[Chart and figure data]
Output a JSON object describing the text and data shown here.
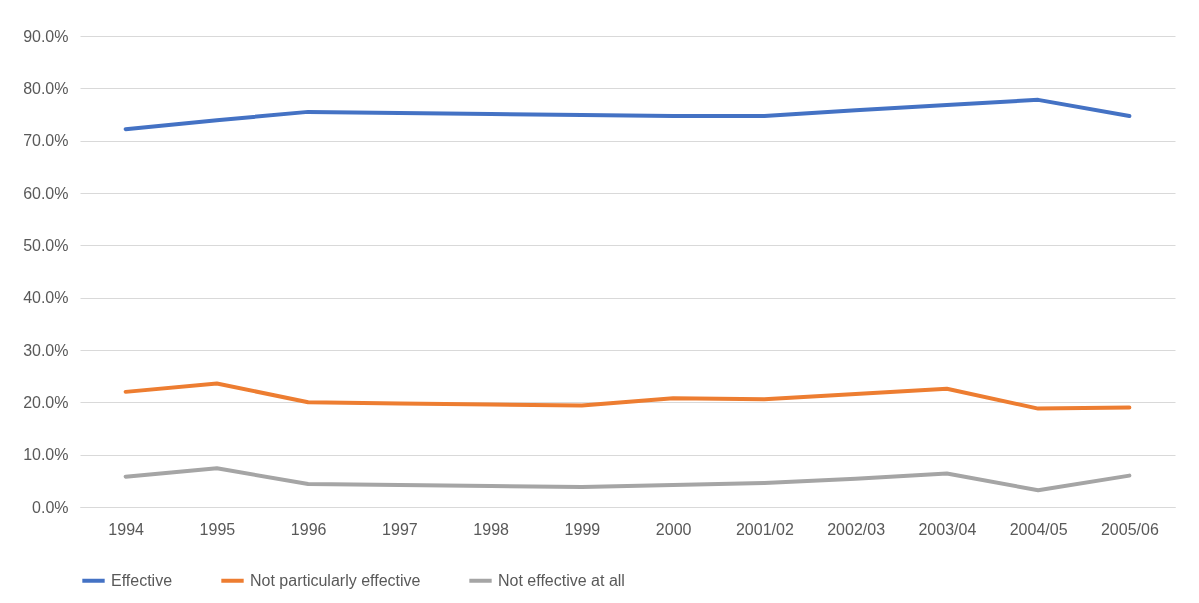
{
  "chart_data": {
    "type": "line",
    "categories": [
      "1994",
      "1995",
      "1996",
      "1997",
      "1998",
      "1999",
      "2000",
      "2001/02",
      "2002/03",
      "2003/04",
      "2004/05",
      "2005/06"
    ],
    "series": [
      {
        "name": "Effective",
        "color": "#4472c4",
        "values": [
          72.2,
          73.9,
          75.5,
          75.3,
          75.1,
          74.9,
          74.7,
          74.7,
          75.8,
          76.8,
          77.8,
          74.7
        ]
      },
      {
        "name": "Not particularly effective",
        "color": "#ed7d31",
        "values": [
          22.0,
          23.6,
          20.0,
          19.8,
          19.6,
          19.4,
          20.8,
          20.6,
          21.6,
          22.6,
          18.8,
          19.0
        ]
      },
      {
        "name": "Not effective at all",
        "color": "#a5a5a5",
        "values": [
          5.8,
          7.4,
          4.4,
          4.2,
          4.0,
          3.8,
          4.2,
          4.6,
          5.4,
          6.4,
          3.2,
          6.0
        ]
      }
    ],
    "ylim": [
      0,
      90
    ],
    "yticks": [
      {
        "value": 0,
        "label": "0.0%"
      },
      {
        "value": 10,
        "label": "10.0%"
      },
      {
        "value": 20,
        "label": "20.0%"
      },
      {
        "value": 30,
        "label": "30.0%"
      },
      {
        "value": 40,
        "label": "40.0%"
      },
      {
        "value": 50,
        "label": "50.0%"
      },
      {
        "value": 60,
        "label": "60.0%"
      },
      {
        "value": 70,
        "label": "70.0%"
      },
      {
        "value": 80,
        "label": "80.0%"
      },
      {
        "value": 90,
        "label": "90.0%"
      }
    ],
    "grid": "y",
    "legend": "bottom",
    "marker": "none",
    "line_style": "solid"
  }
}
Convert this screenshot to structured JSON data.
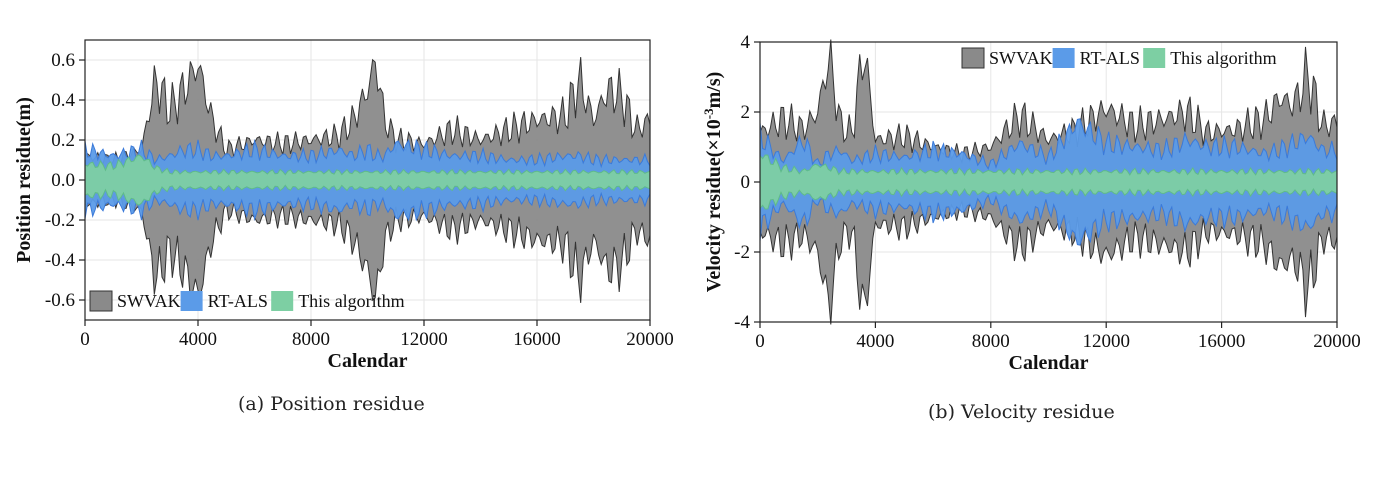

*STATED PROBLEM*: Extract from the material all lines containing the string "name".

*COMPLETE ANSWER*:
        "name": "Effective",
        "name": "Not particularly effective",
        "name": "Not effective at all",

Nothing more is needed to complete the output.